**Task directions**
Tally the lines in the records underneath that contain the string "olevan", and state the figure by itself.

(Stored items)

****************************************

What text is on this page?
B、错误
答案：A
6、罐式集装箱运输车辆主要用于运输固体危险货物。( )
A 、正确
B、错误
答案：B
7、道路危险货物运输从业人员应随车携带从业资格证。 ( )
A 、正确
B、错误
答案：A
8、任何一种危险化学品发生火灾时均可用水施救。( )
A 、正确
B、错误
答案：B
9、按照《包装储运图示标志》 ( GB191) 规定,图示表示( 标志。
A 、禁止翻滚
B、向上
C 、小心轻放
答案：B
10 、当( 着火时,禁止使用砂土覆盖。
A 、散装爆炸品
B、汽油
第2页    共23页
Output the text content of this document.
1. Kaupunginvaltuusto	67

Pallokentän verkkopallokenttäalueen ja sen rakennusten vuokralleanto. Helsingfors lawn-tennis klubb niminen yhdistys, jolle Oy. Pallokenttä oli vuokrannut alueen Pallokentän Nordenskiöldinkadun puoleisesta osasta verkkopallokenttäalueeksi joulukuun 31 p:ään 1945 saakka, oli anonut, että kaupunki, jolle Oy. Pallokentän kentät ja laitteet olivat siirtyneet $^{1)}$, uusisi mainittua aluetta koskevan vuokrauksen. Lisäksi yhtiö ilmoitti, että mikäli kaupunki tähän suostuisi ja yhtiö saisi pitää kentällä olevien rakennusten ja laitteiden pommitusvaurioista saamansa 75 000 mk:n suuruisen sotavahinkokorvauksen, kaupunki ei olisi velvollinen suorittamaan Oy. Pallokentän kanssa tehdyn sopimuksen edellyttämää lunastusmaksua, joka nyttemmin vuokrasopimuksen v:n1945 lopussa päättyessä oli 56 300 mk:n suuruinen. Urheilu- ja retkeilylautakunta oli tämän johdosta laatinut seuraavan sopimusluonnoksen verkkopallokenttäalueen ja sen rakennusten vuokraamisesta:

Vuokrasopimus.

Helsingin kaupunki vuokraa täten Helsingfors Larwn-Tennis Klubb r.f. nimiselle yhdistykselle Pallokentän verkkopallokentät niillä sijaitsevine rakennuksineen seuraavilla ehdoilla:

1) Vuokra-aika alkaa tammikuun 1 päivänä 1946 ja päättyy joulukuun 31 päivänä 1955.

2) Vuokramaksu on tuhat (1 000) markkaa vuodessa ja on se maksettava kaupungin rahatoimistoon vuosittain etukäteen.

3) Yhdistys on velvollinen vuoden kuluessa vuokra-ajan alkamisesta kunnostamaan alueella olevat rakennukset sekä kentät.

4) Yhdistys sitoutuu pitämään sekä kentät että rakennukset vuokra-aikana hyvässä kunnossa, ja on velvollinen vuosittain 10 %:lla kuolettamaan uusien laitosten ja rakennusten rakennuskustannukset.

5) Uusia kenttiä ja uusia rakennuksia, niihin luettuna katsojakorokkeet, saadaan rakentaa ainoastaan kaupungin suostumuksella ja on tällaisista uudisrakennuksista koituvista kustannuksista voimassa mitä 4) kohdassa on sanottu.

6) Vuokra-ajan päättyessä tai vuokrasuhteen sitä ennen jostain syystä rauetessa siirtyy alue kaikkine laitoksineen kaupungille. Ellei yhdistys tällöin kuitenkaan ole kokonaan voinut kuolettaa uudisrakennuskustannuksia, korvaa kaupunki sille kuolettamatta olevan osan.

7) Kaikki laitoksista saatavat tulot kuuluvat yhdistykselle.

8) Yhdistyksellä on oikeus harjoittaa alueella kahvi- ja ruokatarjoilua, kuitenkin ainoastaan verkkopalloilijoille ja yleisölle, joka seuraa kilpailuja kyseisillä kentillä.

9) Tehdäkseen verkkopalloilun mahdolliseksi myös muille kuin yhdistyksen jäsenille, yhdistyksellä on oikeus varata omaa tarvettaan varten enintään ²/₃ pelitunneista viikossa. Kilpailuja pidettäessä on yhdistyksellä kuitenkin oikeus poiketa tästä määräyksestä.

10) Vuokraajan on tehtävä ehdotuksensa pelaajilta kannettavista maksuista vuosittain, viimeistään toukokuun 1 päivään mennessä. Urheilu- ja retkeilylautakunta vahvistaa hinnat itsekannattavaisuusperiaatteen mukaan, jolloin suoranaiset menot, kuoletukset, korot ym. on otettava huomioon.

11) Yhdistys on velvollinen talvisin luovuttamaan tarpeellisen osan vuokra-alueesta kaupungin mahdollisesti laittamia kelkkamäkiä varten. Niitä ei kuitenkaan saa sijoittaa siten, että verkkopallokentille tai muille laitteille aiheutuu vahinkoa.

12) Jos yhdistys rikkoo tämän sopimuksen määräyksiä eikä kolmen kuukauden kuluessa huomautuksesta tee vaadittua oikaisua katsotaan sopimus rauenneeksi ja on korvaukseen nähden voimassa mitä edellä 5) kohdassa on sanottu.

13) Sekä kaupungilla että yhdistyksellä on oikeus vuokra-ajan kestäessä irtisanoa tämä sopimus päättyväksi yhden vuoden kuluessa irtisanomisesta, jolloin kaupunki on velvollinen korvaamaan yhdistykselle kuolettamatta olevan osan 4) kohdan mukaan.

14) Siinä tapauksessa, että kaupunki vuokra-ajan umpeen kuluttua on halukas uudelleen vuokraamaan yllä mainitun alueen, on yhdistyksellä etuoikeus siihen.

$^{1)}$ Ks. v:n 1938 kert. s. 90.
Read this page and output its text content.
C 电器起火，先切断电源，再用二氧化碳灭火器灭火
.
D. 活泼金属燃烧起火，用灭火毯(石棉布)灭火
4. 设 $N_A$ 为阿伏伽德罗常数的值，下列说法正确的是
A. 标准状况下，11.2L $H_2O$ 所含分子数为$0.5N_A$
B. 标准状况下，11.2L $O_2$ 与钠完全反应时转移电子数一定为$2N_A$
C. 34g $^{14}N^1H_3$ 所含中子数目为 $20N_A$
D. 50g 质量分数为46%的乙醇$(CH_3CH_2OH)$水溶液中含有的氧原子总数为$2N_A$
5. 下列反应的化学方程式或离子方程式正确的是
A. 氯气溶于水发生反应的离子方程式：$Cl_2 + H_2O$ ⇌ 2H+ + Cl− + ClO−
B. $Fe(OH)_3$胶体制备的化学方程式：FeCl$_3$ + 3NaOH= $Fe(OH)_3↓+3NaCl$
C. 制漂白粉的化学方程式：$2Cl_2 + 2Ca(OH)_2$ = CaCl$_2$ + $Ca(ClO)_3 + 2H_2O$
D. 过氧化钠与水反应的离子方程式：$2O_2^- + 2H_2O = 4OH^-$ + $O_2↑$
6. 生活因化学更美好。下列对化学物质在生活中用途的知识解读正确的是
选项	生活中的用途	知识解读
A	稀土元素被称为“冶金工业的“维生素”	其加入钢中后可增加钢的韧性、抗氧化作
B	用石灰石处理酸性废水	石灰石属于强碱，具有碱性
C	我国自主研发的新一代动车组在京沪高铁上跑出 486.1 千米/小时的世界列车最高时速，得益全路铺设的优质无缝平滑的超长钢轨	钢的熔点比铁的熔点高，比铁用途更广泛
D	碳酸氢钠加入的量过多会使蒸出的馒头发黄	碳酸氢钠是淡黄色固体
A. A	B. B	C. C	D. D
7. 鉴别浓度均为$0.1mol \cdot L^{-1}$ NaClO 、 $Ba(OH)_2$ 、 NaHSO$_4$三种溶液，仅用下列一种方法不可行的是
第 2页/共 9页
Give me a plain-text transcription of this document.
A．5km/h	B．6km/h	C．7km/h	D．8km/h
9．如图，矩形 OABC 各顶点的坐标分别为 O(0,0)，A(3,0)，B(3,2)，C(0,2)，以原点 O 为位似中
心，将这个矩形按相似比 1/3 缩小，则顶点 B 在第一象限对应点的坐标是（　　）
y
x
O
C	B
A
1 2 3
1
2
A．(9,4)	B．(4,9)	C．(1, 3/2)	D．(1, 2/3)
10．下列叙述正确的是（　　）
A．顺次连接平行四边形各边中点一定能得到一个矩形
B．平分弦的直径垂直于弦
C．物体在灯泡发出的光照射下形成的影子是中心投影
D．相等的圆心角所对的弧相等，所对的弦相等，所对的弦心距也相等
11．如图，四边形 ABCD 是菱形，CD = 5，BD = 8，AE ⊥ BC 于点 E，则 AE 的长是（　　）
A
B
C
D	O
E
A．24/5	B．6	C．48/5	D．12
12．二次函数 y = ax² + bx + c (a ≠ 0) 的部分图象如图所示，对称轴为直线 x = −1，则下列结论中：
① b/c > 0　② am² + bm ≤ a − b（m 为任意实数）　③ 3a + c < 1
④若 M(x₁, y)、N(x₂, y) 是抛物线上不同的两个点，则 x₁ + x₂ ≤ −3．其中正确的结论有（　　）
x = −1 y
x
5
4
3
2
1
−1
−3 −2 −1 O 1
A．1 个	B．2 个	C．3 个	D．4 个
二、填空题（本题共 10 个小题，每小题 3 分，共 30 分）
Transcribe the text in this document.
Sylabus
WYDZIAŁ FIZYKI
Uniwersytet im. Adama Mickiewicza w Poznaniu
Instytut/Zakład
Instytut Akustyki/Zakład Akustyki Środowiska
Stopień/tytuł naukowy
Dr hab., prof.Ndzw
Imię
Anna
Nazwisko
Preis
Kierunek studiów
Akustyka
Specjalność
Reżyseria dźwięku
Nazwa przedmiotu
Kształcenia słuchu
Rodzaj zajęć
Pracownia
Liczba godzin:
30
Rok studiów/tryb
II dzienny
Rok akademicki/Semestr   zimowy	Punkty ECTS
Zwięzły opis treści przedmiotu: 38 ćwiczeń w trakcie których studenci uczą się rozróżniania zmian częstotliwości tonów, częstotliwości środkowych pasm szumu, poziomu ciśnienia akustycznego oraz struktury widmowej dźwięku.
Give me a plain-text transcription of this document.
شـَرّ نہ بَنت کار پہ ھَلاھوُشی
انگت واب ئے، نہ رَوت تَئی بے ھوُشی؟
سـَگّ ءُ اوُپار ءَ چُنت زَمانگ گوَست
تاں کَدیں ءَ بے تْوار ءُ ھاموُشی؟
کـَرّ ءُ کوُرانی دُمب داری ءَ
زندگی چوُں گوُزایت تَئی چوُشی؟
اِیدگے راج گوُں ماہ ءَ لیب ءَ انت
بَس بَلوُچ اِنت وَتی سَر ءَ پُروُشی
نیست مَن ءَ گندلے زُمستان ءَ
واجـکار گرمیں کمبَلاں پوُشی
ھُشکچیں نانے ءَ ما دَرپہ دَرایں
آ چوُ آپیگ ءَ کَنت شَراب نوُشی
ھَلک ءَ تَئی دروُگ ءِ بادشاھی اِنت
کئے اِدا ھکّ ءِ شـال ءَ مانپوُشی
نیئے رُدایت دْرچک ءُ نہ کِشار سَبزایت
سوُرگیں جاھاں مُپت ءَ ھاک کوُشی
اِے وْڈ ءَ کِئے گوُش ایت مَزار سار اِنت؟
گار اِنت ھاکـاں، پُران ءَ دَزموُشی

****************************************

**Reply**
2